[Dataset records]
****

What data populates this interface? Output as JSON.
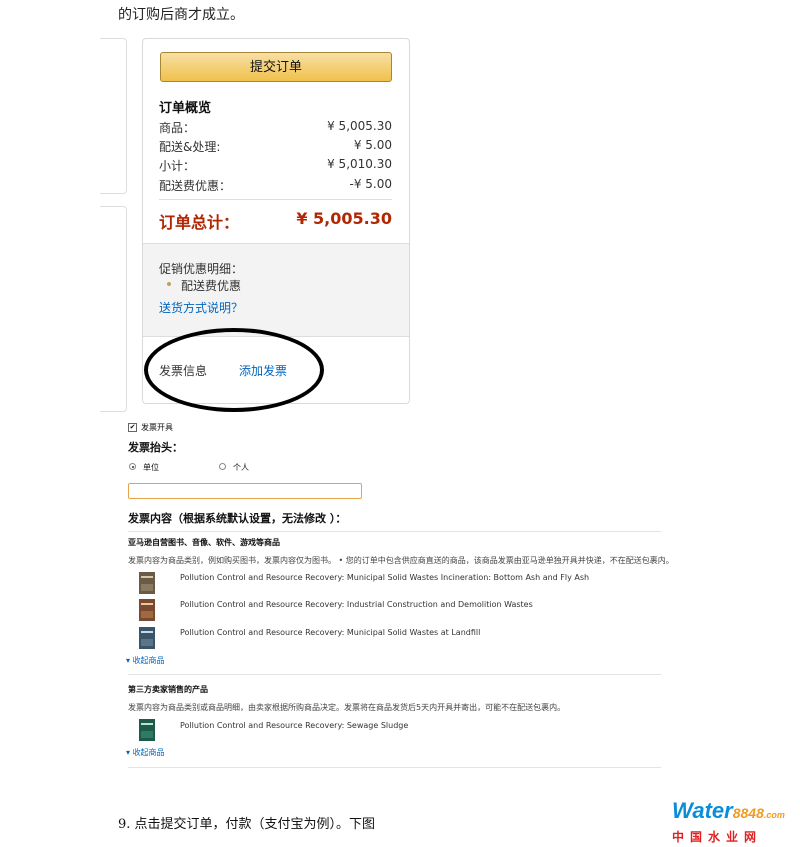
{
  "header": {
    "clipped_text": "的订购后商才成立。"
  },
  "summary": {
    "submit_label": "提交订单",
    "title": "订单概览",
    "rows": [
      {
        "label": "商品：",
        "value": "¥ 5,005.30"
      },
      {
        "label": "配送&处理:",
        "value": "¥ 5.00"
      },
      {
        "label": "小计：",
        "value": "¥ 5,010.30"
      },
      {
        "label": "配送费优惠：",
        "value": "-¥ 5.00"
      }
    ],
    "total_label": "订单总计：",
    "total_value": "¥ 5,005.30",
    "promo_title": "促销优惠明细：",
    "promo_item": "配送费优惠",
    "ship_link": "送货方式说明？",
    "invoice_label": "发票信息",
    "invoice_link": "添加发票"
  },
  "invoice": {
    "issue_label": "发票开具",
    "heading_label": "发票抬头：",
    "option_company": "单位",
    "option_personal": "个人",
    "content_label": "发票内容（根据系统默认设置，无法修改 ）：",
    "amazon_group_title": "亚马逊自营图书、音像、软件、游戏等商品",
    "amazon_note": "发票内容为商品类别，例如购买图书，发票内容仅为图书。 • 您的订单中包含供应商直送的商品，该商品发票由亚马逊单独开具并快递，不在配送包裹内。",
    "amazon_items": [
      {
        "title": "Pollution Control and Resource Recovery: Municipal Solid Wastes Incineration: Bottom Ash and Fly Ash",
        "cover_color": "#6a5a48"
      },
      {
        "title": "Pollution Control and Resource Recovery: Industrial Construction and Demolition Wastes",
        "cover_color": "#7a4a30"
      },
      {
        "title": "Pollution Control and Resource Recovery: Municipal Solid Wastes at Landfill",
        "cover_color": "#3a5468"
      }
    ],
    "collapse_label": "收起商品",
    "third_group_title": "第三方卖家销售的产品",
    "third_note": "发票内容为商品类别或商品明细，由卖家根据所购商品决定。发票将在商品发货后5天内开具并寄出，可能不在配送包裹内。",
    "third_items": [
      {
        "title": "Pollution Control and Resource Recovery: Sewage Sludge",
        "cover_color": "#1e5a4a"
      }
    ],
    "collapse_label_2": "收起商品"
  },
  "footer": {
    "step_text": "9. 点击提交订单，付款（支付宝为例）。下图"
  },
  "watermark": {
    "brand": "Water",
    "number": "8848",
    "suffix": ".com",
    "cn": "中国水业网"
  },
  "colors": {
    "accent_red": "#b12704",
    "link_blue": "#0066c0",
    "button_gold": "#f0c14b"
  }
}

****

* _Problem statement_
Take each line of the material that contains the word "Municipal" and list it.

* _Final result_
        "title": "Pollution Control and Resource Recovery: Municipal Solid Wastes Incineration: Bottom Ash and Fly Ash",
        "title": "Pollution Control and Resource Recovery: Municipal Solid Wastes at Landfill",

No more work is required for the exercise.